Task requirements -> Copy each line of the listing below exactly.

>> START

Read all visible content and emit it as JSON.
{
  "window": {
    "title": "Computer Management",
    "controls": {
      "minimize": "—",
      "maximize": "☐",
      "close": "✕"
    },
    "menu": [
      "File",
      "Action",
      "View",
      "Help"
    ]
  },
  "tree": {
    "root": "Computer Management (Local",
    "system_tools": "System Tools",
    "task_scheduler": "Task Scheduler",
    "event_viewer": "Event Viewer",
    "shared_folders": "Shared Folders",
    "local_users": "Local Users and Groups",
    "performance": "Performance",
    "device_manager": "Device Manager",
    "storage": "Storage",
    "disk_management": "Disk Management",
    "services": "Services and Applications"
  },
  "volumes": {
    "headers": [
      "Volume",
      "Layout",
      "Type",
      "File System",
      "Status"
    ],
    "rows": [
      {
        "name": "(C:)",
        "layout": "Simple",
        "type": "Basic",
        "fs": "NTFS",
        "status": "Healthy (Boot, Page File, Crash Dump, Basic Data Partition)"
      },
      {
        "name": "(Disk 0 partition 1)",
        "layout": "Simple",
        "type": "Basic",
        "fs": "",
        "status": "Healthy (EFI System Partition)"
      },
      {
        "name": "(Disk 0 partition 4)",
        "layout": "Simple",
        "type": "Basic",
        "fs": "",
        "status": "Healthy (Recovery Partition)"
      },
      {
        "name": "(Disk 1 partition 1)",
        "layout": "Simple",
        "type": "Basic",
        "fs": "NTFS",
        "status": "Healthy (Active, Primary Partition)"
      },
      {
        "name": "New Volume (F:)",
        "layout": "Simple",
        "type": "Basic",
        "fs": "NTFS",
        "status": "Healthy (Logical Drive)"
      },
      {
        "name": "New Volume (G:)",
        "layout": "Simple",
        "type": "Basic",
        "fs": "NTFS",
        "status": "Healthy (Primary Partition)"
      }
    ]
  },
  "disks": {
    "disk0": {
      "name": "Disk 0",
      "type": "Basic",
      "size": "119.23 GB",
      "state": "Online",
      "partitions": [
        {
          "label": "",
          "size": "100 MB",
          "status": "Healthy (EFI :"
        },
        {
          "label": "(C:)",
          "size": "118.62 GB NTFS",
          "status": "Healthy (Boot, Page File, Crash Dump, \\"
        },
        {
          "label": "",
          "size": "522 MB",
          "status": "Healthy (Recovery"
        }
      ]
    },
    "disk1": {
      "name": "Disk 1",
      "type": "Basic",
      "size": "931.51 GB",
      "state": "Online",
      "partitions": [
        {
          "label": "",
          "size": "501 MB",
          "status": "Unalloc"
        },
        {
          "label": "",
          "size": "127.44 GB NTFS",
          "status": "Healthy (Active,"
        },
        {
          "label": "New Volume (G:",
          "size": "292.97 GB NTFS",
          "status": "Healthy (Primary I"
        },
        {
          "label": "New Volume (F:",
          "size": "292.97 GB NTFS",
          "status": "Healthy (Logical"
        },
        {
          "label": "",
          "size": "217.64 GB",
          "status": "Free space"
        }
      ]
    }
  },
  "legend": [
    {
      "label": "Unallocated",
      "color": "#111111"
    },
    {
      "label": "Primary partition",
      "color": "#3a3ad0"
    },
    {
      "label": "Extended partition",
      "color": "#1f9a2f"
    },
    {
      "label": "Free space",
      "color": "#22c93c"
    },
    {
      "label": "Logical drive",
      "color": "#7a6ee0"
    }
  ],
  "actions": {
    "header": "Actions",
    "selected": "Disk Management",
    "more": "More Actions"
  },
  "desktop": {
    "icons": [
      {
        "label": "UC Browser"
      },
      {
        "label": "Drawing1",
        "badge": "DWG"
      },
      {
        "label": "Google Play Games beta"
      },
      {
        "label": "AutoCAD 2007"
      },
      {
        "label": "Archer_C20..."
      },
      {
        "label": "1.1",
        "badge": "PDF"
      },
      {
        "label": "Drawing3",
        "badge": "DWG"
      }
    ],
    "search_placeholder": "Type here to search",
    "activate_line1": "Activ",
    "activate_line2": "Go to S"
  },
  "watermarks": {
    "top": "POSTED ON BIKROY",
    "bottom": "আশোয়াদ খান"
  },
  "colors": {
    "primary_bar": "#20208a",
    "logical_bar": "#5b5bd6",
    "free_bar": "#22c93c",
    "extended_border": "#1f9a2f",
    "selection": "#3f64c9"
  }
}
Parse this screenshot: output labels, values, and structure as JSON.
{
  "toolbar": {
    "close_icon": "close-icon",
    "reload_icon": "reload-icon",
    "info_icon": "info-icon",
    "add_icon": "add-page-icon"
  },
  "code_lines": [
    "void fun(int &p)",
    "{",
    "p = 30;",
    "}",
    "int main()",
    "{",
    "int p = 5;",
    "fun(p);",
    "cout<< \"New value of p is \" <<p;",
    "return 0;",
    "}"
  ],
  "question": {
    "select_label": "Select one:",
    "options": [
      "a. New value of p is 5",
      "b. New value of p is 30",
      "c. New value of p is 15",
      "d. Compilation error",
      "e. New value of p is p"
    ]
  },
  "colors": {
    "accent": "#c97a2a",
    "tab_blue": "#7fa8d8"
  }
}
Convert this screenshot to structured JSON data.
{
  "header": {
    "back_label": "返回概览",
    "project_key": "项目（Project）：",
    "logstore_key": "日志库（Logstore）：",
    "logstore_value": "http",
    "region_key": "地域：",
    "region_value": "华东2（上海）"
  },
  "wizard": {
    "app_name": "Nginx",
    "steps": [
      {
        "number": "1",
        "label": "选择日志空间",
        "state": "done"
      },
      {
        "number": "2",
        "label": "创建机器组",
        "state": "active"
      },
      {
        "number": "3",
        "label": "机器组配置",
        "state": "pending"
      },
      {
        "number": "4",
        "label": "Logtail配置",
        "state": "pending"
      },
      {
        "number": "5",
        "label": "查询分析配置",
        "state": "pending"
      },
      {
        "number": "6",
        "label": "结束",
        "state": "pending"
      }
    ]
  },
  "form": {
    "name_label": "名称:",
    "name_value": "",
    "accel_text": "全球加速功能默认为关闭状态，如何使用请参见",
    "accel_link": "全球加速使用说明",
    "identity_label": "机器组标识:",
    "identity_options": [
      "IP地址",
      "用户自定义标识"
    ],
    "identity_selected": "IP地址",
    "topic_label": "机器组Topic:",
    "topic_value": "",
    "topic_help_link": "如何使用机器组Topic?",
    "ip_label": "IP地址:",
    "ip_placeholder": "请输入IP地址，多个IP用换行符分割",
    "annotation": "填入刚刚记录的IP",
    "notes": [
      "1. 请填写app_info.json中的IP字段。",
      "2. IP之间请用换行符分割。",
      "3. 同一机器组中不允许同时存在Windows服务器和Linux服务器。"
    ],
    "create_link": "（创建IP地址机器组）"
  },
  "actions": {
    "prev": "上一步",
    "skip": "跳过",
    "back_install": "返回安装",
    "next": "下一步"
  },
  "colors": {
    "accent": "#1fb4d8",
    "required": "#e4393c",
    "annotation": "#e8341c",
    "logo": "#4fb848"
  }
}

>> END

Task solution ->
Read all visible content and emit it as JSON.
{
  "window": {
    "title": "Computer Management",
    "controls": {
      "minimize": "—",
      "maximize": "☐",
      "close": "✕"
    },
    "menu": [
      "File",
      "Action",
      "View",
      "Help"
    ]
  },
  "tree": {
    "root": "Computer Management (Local",
    "system_tools": "System Tools",
    "task_scheduler": "Task Scheduler",
    "event_viewer": "Event Viewer",
    "shared_folders": "Shared Folders",
    "local_users": "Local Users and Groups",
    "performance": "Performance",
    "device_manager": "Device Manager",
    "storage": "Storage",
    "disk_management": "Disk Management",
    "services": "Services and Applications"
  },
  "volumes": {
    "headers": [
      "Volume",
      "Layout",
      "Type",
      "File System",
      "Status"
    ],
    "rows": [
      {
        "name": "(C:)",
        "layout": "Simple",
        "type": "Basic",
        "fs": "NTFS",
        "status": "Healthy (Boot, Page File, Crash Dump, Basic Data Partition)"
      },
      {
        "name": "(Disk 0 partition 1)",
        "layout": "Simple",
        "type": "Basic",
        "fs": "",
        "status": "Healthy (EFI System Partition)"
      },
      {
        "name": "(Disk 0 partition 4)",
        "layout": "Simple",
        "type": "Basic",
        "fs": "",
        "status": "Healthy (Recovery Partition)"
      },
      {
        "name": "(Disk 1 partition 1)",
        "layout": "Simple",
        "type": "Basic",
        "fs": "NTFS",
        "status": "Healthy (Active, Primary Partition)"
      },
      {
        "name": "New Volume (F:)",
        "layout": "Simple",
        "type": "Basic",
        "fs": "NTFS",
        "status": "Healthy (Logical Drive)"
      },
      {
        "name": "New Volume (G:)",
        "layout": "Simple",
        "type": "Basic",
        "fs": "NTFS",
        "status": "Healthy (Primary Partition)"
      }
    ]
  },
  "disks": {
    "disk0": {
      "name": "Disk 0",
      "type": "Basic",
      "size": "119.23 GB",
      "state": "Online",
      "partitions": [
        {
          "label": "",
          "size": "100 MB",
          "status": "Healthy (EFI :"
        },
        {
          "label": "(C:)",
          "size": "118.62 GB NTFS",
          "status": "Healthy (Boot, Page File, Crash Dump, \\"
        },
        {
          "label": "",
          "size": "522 MB",
          "status": "Healthy (Recovery"
        }
      ]
    },
    "disk1": {
      "name": "Disk 1",
      "type": "Basic",
      "size": "931.51 GB",
      "state": "Online",
      "partitions": [
        {
          "label": "",
          "size": "501 MB",
          "status": "Unalloc"
        },
        {
          "label": "",
          "size": "127.44 GB NTFS",
          "status": "Healthy (Active,"
        },
        {
          "label": "New Volume (G:",
          "size": "292.97 GB NTFS",
          "status": "Healthy (Primary I"
        },
        {
          "label": "New Volume (F:",
          "size": "292.97 GB NTFS",
          "status": "Healthy (Logical"
        },
        {
          "label": "",
          "size": "217.64 GB",
          "status": "Free space"
        }
      ]
    }
  },
  "legend": [
    {
      "label": "Unallocated",
      "color": "#111111"
    },
    {
      "label": "Primary partition",
      "color": "#3a3ad0"
    },
    {
      "label": "Extended partition",
      "color": "#1f9a2f"
    },
    {
      "label": "Free space",
      "color": "#22c93c"
    },
    {
      "label": "Logical drive",
      "color": "#7a6ee0"
    }
  ],
  "actions": {
    "header": "Actions",
    "selected": "Disk Management",
    "more": "More Actions"
  },
  "desktop": {
    "icons": [
      {
        "label": "UC Browser"
      },
      {
        "label": "Drawing1",
        "badge": "DWG"
      },
      {
        "label": "Google Play Games beta"
      },
      {
        "label": "AutoCAD 2007"
      },
      {
        "label": "Archer_C20..."
      },
      {
        "label": "1.1",
        "badge": "PDF"
      },
      {
        "label": "Drawing3",
        "badge": "DWG"
      }
    ],
    "search_placeholder": "Type here to search",
    "activate_line1": "Activ",
    "activate_line2": "Go to S"
  },
  "watermarks": {
    "top": "POSTED ON BIKROY",
    "bottom": "আশোয়াদ খান"
  },
  "colors": {
    "primary_bar": "#20208a",
    "logical_bar": "#5b5bd6",
    "free_bar": "#22c93c",
    "extended_border": "#1f9a2f",
    "selection": "#3f64c9"
  }
}
Parse this screenshot: output labels, values, and structure as JSON.
{
  "toolbar": {
    "close_icon": "close-icon",
    "reload_icon": "reload-icon",
    "info_icon": "info-icon",
    "add_icon": "add-page-icon"
  },
  "code_lines": [
    "void fun(int &p)",
    "{",
    "p = 30;",
    "}",
    "int main()",
    "{",
    "int p = 5;",
    "fun(p);",
    "cout<< \"New value of p is \" <<p;",
    "return 0;",
    "}"
  ],
  "question": {
    "select_label": "Select one:",
    "options": [
      "a. New value of p is 5",
      "b. New value of p is 30",
      "c. New value of p is 15",
      "d. Compilation error",
      "e. New value of p is p"
    ]
  },
  "colors": {
    "accent": "#c97a2a",
    "tab_blue": "#7fa8d8"
  }
}
Convert this screenshot to structured JSON data.
{
  "header": {
    "back_label": "返回概览",
    "project_key": "项目（Project）：",
    "logstore_key": "日志库（Logstore）：",
    "logstore_value": "http",
    "region_key": "地域：",
    "region_value": "华东2（上海）"
  },
  "wizard": {
    "app_name": "Nginx",
    "steps": [
      {
        "number": "1",
        "label": "选择日志空间",
        "state": "done"
      },
      {
        "number": "2",
        "label": "创建机器组",
        "state": "active"
      },
      {
        "number": "3",
        "label": "机器组配置",
        "state": "pending"
      },
      {
        "number": "4",
        "label": "Logtail配置",
        "state": "pending"
      },
      {
        "number": "5",
        "label": "查询分析配置",
        "state": "pending"
      },
      {
        "number": "6",
        "label": "结束",
        "state": "pending"
      }
    ]
  },
  "form": {
    "name_label": "名称:",
    "name_value": "",
    "accel_text": "全球加速功能默认为关闭状态，如何使用请参见",
    "accel_link": "全球加速使用说明",
    "identity_label": "机器组标识:",
    "identity_options": [
      "IP地址",
      "用户自定义标识"
    ],
    "identity_selected": "IP地址",
    "topic_label": "机器组Topic:",
    "topic_value": "",
    "topic_help_link": "如何使用机器组Topic?",
    "ip_label": "IP地址:",
    "ip_placeholder": "请输入IP地址，多个IP用换行符分割",
    "annotation": "填入刚刚记录的IP",
    "notes": [
      "1. 请填写app_info.json中的IP字段。",
      "2. IP之间请用换行符分割。",
      "3. 同一机器组中不允许同时存在Windows服务器和Linux服务器。"
    ],
    "create_link": "（创建IP地址机器组）"
  },
  "actions": {
    "prev": "上一步",
    "skip": "跳过",
    "back_install": "返回安装",
    "next": "下一步"
  },
  "colors": {
    "accent": "#1fb4d8",
    "required": "#e4393c",
    "annotation": "#e8341c",
    "logo": "#4fb848"
  }
}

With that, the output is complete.